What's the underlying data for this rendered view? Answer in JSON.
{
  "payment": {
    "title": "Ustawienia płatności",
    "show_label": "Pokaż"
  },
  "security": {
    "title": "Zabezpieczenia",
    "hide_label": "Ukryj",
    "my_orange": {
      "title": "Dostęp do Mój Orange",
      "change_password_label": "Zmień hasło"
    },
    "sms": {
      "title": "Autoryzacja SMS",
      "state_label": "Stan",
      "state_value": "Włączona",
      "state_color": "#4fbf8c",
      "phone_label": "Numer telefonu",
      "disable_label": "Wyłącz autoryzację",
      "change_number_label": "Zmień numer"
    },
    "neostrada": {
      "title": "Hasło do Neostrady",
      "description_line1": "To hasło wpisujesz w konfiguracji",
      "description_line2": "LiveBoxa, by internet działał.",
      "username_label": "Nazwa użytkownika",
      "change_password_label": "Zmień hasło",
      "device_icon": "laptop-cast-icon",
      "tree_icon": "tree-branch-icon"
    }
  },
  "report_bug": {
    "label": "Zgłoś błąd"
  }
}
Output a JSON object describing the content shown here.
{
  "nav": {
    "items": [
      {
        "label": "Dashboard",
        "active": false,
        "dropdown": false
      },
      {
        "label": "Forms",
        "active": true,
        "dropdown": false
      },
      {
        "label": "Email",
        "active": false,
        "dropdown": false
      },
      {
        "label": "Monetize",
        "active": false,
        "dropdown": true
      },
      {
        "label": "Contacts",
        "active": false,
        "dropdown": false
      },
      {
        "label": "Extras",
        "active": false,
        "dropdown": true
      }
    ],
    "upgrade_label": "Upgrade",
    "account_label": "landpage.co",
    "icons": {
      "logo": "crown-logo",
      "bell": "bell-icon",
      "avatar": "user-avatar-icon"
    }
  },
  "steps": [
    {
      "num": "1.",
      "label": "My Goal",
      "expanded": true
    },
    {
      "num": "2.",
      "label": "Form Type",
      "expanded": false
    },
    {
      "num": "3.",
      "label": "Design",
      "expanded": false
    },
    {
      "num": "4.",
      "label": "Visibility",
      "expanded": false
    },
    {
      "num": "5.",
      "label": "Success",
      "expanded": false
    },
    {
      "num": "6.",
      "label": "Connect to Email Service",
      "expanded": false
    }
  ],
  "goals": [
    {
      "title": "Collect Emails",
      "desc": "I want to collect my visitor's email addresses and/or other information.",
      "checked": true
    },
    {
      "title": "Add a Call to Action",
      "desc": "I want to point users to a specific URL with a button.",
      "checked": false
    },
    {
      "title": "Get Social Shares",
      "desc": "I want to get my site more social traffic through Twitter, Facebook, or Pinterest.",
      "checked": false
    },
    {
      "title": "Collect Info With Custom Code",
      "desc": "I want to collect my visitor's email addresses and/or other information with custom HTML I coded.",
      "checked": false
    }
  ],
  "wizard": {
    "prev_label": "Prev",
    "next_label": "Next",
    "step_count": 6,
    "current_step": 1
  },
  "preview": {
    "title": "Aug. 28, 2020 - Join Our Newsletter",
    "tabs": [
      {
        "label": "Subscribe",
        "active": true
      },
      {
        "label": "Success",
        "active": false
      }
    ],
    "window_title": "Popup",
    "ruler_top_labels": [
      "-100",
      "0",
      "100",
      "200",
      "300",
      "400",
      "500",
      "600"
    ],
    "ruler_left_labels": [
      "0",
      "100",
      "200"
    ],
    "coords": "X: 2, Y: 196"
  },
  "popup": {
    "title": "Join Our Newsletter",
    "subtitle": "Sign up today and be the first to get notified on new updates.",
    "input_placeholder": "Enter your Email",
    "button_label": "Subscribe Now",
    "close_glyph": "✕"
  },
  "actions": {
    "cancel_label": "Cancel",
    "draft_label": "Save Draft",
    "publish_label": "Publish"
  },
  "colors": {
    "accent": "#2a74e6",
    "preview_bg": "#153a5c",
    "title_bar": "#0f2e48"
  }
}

(Problem to solve):
Identify and list each line with the word "Zmień".

(Written response):
      "change_password_label": "Zmień hasło"
      "change_number_label": "Zmień numer"
      "change_password_label": "Zmień hasło",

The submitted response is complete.